TASK STATEMENT: What follows is a block of records; reproduce all of it verbatim.

Collected data entries:
start
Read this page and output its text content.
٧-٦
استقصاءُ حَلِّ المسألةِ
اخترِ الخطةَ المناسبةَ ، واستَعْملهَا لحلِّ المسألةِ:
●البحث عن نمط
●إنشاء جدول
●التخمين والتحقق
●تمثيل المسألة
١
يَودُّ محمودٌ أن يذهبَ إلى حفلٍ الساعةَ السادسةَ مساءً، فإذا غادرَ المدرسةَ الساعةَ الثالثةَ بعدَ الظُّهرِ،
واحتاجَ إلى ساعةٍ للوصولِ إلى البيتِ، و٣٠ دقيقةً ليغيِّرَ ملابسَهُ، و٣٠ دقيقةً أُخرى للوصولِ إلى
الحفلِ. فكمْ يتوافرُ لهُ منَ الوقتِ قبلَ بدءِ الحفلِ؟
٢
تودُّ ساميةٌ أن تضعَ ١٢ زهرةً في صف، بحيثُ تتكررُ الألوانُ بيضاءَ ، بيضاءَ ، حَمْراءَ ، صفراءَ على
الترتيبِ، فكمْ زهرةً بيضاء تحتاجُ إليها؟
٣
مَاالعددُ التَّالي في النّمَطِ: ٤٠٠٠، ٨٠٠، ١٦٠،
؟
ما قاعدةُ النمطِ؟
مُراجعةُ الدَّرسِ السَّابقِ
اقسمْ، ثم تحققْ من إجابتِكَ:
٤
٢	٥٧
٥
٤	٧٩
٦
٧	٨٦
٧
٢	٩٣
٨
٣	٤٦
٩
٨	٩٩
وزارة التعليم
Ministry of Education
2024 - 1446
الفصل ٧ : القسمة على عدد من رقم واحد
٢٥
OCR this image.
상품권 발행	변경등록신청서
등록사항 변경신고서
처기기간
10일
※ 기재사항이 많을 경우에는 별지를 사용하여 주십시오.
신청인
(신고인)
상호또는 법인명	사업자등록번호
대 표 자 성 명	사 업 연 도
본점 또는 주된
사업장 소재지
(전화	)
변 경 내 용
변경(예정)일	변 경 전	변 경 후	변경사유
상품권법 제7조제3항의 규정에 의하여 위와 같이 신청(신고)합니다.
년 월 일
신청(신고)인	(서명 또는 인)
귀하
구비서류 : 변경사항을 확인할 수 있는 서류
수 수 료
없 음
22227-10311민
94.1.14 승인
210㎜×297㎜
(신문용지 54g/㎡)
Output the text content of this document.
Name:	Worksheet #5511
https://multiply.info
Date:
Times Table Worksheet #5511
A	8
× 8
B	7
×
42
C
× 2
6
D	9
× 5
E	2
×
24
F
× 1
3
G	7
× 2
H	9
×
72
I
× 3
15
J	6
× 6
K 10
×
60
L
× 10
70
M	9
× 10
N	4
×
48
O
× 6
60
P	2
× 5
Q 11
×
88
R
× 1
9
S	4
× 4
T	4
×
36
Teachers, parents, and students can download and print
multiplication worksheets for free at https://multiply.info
end
CORRECT ANSWER:
Read this page and output its text content.
٧-٦
استقصاءُ حَلِّ المسألةِ
اخترِ الخطةَ المناسبةَ ، واستَعْملهَا لحلِّ المسألةِ:
●البحث عن نمط
●إنشاء جدول
●التخمين والتحقق
●تمثيل المسألة
١
يَودُّ محمودٌ أن يذهبَ إلى حفلٍ الساعةَ السادسةَ مساءً، فإذا غادرَ المدرسةَ الساعةَ الثالثةَ بعدَ الظُّهرِ،
واحتاجَ إلى ساعةٍ للوصولِ إلى البيتِ، و٣٠ دقيقةً ليغيِّرَ ملابسَهُ، و٣٠ دقيقةً أُخرى للوصولِ إلى
الحفلِ. فكمْ يتوافرُ لهُ منَ الوقتِ قبلَ بدءِ الحفلِ؟
٢
تودُّ ساميةٌ أن تضعَ ١٢ زهرةً في صف، بحيثُ تتكررُ الألوانُ بيضاءَ ، بيضاءَ ، حَمْراءَ ، صفراءَ على
الترتيبِ، فكمْ زهرةً بيضاء تحتاجُ إليها؟
٣
مَاالعددُ التَّالي في النّمَطِ: ٤٠٠٠، ٨٠٠، ١٦٠،
؟
ما قاعدةُ النمطِ؟
مُراجعةُ الدَّرسِ السَّابقِ
اقسمْ، ثم تحققْ من إجابتِكَ:
٤
٢	٥٧
٥
٤	٧٩
٦
٧	٨٦
٧
٢	٩٣
٨
٣	٤٦
٩
٨	٩٩
وزارة التعليم
Ministry of Education
2024 - 1446
الفصل ٧ : القسمة على عدد من رقم واحد
٢٥
OCR this image.
상품권 발행	변경등록신청서
등록사항 변경신고서
처기기간
10일
※ 기재사항이 많을 경우에는 별지를 사용하여 주십시오.
신청인
(신고인)
상호또는 법인명	사업자등록번호
대 표 자 성 명	사 업 연 도
본점 또는 주된
사업장 소재지
(전화	)
변 경 내 용
변경(예정)일	변 경 전	변 경 후	변경사유
상품권법 제7조제3항의 규정에 의하여 위와 같이 신청(신고)합니다.
년 월 일
신청(신고)인	(서명 또는 인)
귀하
구비서류 : 변경사항을 확인할 수 있는 서류
수 수 료
없 음
22227-10311민
94.1.14 승인
210㎜×297㎜
(신문용지 54g/㎡)
Output the text content of this document.
Name:	Worksheet #5511
https://multiply.info
Date:
Times Table Worksheet #5511
A	8
× 8
B	7
×
42
C
× 2
6
D	9
× 5
E	2
×
24
F
× 1
3
G	7
× 2
H	9
×
72
I
× 3
15
J	6
× 6
K 10
×
60
L
× 10
70
M	9
× 10
N	4
×
48
O
× 6
60
P	2
× 5
Q 11
×
88
R
× 1
9
S	4
× 4
T	4
×
36
Teachers, parents, and students can download and print
multiplication worksheets for free at https://multiply.info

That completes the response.